**Requirements:** Transcribe the entries below exactly.

Figure data in JSON:
------------------------------

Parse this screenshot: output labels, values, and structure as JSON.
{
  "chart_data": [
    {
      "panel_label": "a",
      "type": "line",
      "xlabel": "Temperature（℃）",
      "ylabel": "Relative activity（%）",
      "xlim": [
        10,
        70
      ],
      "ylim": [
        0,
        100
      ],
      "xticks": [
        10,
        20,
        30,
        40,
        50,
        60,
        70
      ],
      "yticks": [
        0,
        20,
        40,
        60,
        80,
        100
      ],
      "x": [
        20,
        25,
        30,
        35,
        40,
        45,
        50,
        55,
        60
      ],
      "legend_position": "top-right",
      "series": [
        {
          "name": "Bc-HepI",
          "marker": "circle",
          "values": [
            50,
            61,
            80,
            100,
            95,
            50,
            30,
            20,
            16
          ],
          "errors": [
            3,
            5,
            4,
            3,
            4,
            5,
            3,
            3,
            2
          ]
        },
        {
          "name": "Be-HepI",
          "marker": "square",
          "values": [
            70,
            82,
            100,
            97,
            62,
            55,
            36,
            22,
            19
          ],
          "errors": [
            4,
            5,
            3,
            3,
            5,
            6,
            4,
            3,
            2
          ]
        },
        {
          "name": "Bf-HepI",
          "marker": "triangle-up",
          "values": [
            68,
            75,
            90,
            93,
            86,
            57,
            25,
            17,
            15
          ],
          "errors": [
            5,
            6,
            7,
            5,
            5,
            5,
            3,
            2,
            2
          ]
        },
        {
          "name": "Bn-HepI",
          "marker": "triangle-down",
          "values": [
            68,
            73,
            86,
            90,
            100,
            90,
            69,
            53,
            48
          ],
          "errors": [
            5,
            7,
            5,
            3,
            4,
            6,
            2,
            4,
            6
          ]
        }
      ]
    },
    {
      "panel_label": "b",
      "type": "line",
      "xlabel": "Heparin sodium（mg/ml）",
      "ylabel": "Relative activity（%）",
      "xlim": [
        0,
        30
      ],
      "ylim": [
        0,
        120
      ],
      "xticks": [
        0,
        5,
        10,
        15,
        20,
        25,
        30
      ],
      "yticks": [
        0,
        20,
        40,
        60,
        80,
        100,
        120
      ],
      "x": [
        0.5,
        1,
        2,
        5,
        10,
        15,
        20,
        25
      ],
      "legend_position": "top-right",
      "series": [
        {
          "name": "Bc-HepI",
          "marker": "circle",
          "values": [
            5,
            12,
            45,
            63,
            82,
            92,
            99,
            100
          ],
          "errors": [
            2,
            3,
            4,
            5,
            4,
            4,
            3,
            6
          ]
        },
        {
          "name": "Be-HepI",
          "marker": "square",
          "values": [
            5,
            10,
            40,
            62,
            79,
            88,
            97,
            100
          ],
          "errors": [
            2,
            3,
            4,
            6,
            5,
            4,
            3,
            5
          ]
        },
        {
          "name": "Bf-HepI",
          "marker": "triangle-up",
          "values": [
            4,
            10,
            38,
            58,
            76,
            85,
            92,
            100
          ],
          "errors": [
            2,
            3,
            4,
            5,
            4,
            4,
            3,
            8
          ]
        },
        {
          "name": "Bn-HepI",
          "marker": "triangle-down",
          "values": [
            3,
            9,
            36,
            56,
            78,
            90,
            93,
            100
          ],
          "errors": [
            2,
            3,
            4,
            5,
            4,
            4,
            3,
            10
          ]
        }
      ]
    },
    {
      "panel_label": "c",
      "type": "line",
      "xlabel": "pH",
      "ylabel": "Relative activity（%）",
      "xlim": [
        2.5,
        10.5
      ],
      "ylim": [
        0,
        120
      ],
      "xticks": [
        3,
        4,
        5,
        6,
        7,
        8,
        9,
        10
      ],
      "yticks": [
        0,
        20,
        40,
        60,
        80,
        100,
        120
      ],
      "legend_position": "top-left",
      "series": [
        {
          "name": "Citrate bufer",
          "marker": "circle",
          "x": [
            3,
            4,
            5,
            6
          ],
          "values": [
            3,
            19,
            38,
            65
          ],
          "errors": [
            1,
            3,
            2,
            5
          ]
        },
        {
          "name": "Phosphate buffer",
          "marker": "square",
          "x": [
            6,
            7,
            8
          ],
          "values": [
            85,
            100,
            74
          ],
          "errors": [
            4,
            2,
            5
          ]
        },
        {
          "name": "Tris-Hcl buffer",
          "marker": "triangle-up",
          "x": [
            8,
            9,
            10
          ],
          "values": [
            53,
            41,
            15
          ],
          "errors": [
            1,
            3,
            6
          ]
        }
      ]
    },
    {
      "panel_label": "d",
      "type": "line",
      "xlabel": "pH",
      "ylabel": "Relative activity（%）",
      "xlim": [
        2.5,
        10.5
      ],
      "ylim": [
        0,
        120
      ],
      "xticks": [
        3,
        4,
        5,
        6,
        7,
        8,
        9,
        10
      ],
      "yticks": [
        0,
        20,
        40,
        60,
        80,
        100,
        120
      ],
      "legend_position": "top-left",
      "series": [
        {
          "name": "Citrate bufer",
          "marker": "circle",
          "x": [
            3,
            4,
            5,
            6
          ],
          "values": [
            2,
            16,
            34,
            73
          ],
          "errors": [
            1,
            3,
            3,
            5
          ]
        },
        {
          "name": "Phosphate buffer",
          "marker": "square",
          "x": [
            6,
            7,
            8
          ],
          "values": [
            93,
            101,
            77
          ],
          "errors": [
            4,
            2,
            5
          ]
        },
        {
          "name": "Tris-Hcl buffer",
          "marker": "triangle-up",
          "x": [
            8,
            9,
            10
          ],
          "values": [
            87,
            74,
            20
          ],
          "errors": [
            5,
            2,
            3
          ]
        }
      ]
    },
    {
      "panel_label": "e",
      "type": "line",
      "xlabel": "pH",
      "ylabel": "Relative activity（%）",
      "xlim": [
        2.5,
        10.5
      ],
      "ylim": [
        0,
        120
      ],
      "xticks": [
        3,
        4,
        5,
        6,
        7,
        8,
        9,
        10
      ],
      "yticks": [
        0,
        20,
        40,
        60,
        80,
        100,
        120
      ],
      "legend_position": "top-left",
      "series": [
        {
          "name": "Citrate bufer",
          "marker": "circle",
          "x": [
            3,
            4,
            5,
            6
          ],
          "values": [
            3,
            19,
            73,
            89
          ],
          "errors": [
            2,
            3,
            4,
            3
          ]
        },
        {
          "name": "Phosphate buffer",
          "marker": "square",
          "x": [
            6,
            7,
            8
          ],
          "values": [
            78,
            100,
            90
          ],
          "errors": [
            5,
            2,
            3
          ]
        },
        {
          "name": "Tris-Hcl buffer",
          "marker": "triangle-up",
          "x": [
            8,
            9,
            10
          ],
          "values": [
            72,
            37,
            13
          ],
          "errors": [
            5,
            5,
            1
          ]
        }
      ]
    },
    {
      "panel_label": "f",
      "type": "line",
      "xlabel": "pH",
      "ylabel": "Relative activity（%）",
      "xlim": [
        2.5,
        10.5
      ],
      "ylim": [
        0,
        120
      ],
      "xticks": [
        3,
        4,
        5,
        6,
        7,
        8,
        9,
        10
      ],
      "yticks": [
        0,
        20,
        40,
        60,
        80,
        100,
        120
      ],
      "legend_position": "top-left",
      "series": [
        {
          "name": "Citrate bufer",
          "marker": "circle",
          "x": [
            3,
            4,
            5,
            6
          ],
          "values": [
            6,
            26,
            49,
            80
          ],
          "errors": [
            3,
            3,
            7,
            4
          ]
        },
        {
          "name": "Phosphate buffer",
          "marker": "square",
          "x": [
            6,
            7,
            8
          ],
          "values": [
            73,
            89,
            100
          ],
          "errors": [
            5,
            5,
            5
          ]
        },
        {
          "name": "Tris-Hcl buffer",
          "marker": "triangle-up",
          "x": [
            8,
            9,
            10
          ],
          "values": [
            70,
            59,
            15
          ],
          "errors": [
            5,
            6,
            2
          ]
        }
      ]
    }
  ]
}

------------------------------

**Reply to the exercise:**
Parse this screenshot: output labels, values, and structure as JSON.
{
  "chart_data": [
    {
      "panel_label": "a",
      "type": "line",
      "xlabel": "Temperature（℃）",
      "ylabel": "Relative activity（%）",
      "xlim": [
        10,
        70
      ],
      "ylim": [
        0,
        100
      ],
      "xticks": [
        10,
        20,
        30,
        40,
        50,
        60,
        70
      ],
      "yticks": [
        0,
        20,
        40,
        60,
        80,
        100
      ],
      "x": [
        20,
        25,
        30,
        35,
        40,
        45,
        50,
        55,
        60
      ],
      "legend_position": "top-right",
      "series": [
        {
          "name": "Bc-HepI",
          "marker": "circle",
          "values": [
            50,
            61,
            80,
            100,
            95,
            50,
            30,
            20,
            16
          ],
          "errors": [
            3,
            5,
            4,
            3,
            4,
            5,
            3,
            3,
            2
          ]
        },
        {
          "name": "Be-HepI",
          "marker": "square",
          "values": [
            70,
            82,
            100,
            97,
            62,
            55,
            36,
            22,
            19
          ],
          "errors": [
            4,
            5,
            3,
            3,
            5,
            6,
            4,
            3,
            2
          ]
        },
        {
          "name": "Bf-HepI",
          "marker": "triangle-up",
          "values": [
            68,
            75,
            90,
            93,
            86,
            57,
            25,
            17,
            15
          ],
          "errors": [
            5,
            6,
            7,
            5,
            5,
            5,
            3,
            2,
            2
          ]
        },
        {
          "name": "Bn-HepI",
          "marker": "triangle-down",
          "values": [
            68,
            73,
            86,
            90,
            100,
            90,
            69,
            53,
            48
          ],
          "errors": [
            5,
            7,
            5,
            3,
            4,
            6,
            2,
            4,
            6
          ]
        }
      ]
    },
    {
      "panel_label": "b",
      "type": "line",
      "xlabel": "Heparin sodium（mg/ml）",
      "ylabel": "Relative activity（%）",
      "xlim": [
        0,
        30
      ],
      "ylim": [
        0,
        120
      ],
      "xticks": [
        0,
        5,
        10,
        15,
        20,
        25,
        30
      ],
      "yticks": [
        0,
        20,
        40,
        60,
        80,
        100,
        120
      ],
      "x": [
        0.5,
        1,
        2,
        5,
        10,
        15,
        20,
        25
      ],
      "legend_position": "top-right",
      "series": [
        {
          "name": "Bc-HepI",
          "marker": "circle",
          "values": [
            5,
            12,
            45,
            63,
            82,
            92,
            99,
            100
          ],
          "errors": [
            2,
            3,
            4,
            5,
            4,
            4,
            3,
            6
          ]
        },
        {
          "name": "Be-HepI",
          "marker": "square",
          "values": [
            5,
            10,
            40,
            62,
            79,
            88,
            97,
            100
          ],
          "errors": [
            2,
            3,
            4,
            6,
            5,
            4,
            3,
            5
          ]
        },
        {
          "name": "Bf-HepI",
          "marker": "triangle-up",
          "values": [
            4,
            10,
            38,
            58,
            76,
            85,
            92,
            100
          ],
          "errors": [
            2,
            3,
            4,
            5,
            4,
            4,
            3,
            8
          ]
        },
        {
          "name": "Bn-HepI",
          "marker": "triangle-down",
          "values": [
            3,
            9,
            36,
            56,
            78,
            90,
            93,
            100
          ],
          "errors": [
            2,
            3,
            4,
            5,
            4,
            4,
            3,
            10
          ]
        }
      ]
    },
    {
      "panel_label": "c",
      "type": "line",
      "xlabel": "pH",
      "ylabel": "Relative activity（%）",
      "xlim": [
        2.5,
        10.5
      ],
      "ylim": [
        0,
        120
      ],
      "xticks": [
        3,
        4,
        5,
        6,
        7,
        8,
        9,
        10
      ],
      "yticks": [
        0,
        20,
        40,
        60,
        80,
        100,
        120
      ],
      "legend_position": "top-left",
      "series": [
        {
          "name": "Citrate bufer",
          "marker": "circle",
          "x": [
            3,
            4,
            5,
            6
          ],
          "values": [
            3,
            19,
            38,
            65
          ],
          "errors": [
            1,
            3,
            2,
            5
          ]
        },
        {
          "name": "Phosphate buffer",
          "marker": "square",
          "x": [
            6,
            7,
            8
          ],
          "values": [
            85,
            100,
            74
          ],
          "errors": [
            4,
            2,
            5
          ]
        },
        {
          "name": "Tris-Hcl buffer",
          "marker": "triangle-up",
          "x": [
            8,
            9,
            10
          ],
          "values": [
            53,
            41,
            15
          ],
          "errors": [
            1,
            3,
            6
          ]
        }
      ]
    },
    {
      "panel_label": "d",
      "type": "line",
      "xlabel": "pH",
      "ylabel": "Relative activity（%）",
      "xlim": [
        2.5,
        10.5
      ],
      "ylim": [
        0,
        120
      ],
      "xticks": [
        3,
        4,
        5,
        6,
        7,
        8,
        9,
        10
      ],
      "yticks": [
        0,
        20,
        40,
        60,
        80,
        100,
        120
      ],
      "legend_position": "top-left",
      "series": [
        {
          "name": "Citrate bufer",
          "marker": "circle",
          "x": [
            3,
            4,
            5,
            6
          ],
          "values": [
            2,
            16,
            34,
            73
          ],
          "errors": [
            1,
            3,
            3,
            5
          ]
        },
        {
          "name": "Phosphate buffer",
          "marker": "square",
          "x": [
            6,
            7,
            8
          ],
          "values": [
            93,
            101,
            77
          ],
          "errors": [
            4,
            2,
            5
          ]
        },
        {
          "name": "Tris-Hcl buffer",
          "marker": "triangle-up",
          "x": [
            8,
            9,
            10
          ],
          "values": [
            87,
            74,
            20
          ],
          "errors": [
            5,
            2,
            3
          ]
        }
      ]
    },
    {
      "panel_label": "e",
      "type": "line",
      "xlabel": "pH",
      "ylabel": "Relative activity（%）",
      "xlim": [
        2.5,
        10.5
      ],
      "ylim": [
        0,
        120
      ],
      "xticks": [
        3,
        4,
        5,
        6,
        7,
        8,
        9,
        10
      ],
      "yticks": [
        0,
        20,
        40,
        60,
        80,
        100,
        120
      ],
      "legend_position": "top-left",
      "series": [
        {
          "name": "Citrate bufer",
          "marker": "circle",
          "x": [
            3,
            4,
            5,
            6
          ],
          "values": [
            3,
            19,
            73,
            89
          ],
          "errors": [
            2,
            3,
            4,
            3
          ]
        },
        {
          "name": "Phosphate buffer",
          "marker": "square",
          "x": [
            6,
            7,
            8
          ],
          "values": [
            78,
            100,
            90
          ],
          "errors": [
            5,
            2,
            3
          ]
        },
        {
          "name": "Tris-Hcl buffer",
          "marker": "triangle-up",
          "x": [
            8,
            9,
            10
          ],
          "values": [
            72,
            37,
            13
          ],
          "errors": [
            5,
            5,
            1
          ]
        }
      ]
    },
    {
      "panel_label": "f",
      "type": "line",
      "xlabel": "pH",
      "ylabel": "Relative activity（%）",
      "xlim": [
        2.5,
        10.5
      ],
      "ylim": [
        0,
        120
      ],
      "xticks": [
        3,
        4,
        5,
        6,
        7,
        8,
        9,
        10
      ],
      "yticks": [
        0,
        20,
        40,
        60,
        80,
        100,
        120
      ],
      "legend_position": "top-left",
      "series": [
        {
          "name": "Citrate bufer",
          "marker": "circle",
          "x": [
            3,
            4,
            5,
            6
          ],
          "values": [
            6,
            26,
            49,
            80
          ],
          "errors": [
            3,
            3,
            7,
            4
          ]
        },
        {
          "name": "Phosphate buffer",
          "marker": "square",
          "x": [
            6,
            7,
            8
          ],
          "values": [
            73,
            89,
            100
          ],
          "errors": [
            5,
            5,
            5
          ]
        },
        {
          "name": "Tris-Hcl buffer",
          "marker": "triangle-up",
          "x": [
            8,
            9,
            10
          ],
          "values": [
            70,
            59,
            15
          ],
          "errors": [
            5,
            6,
            2
          ]
        }
      ]
    }
  ]
}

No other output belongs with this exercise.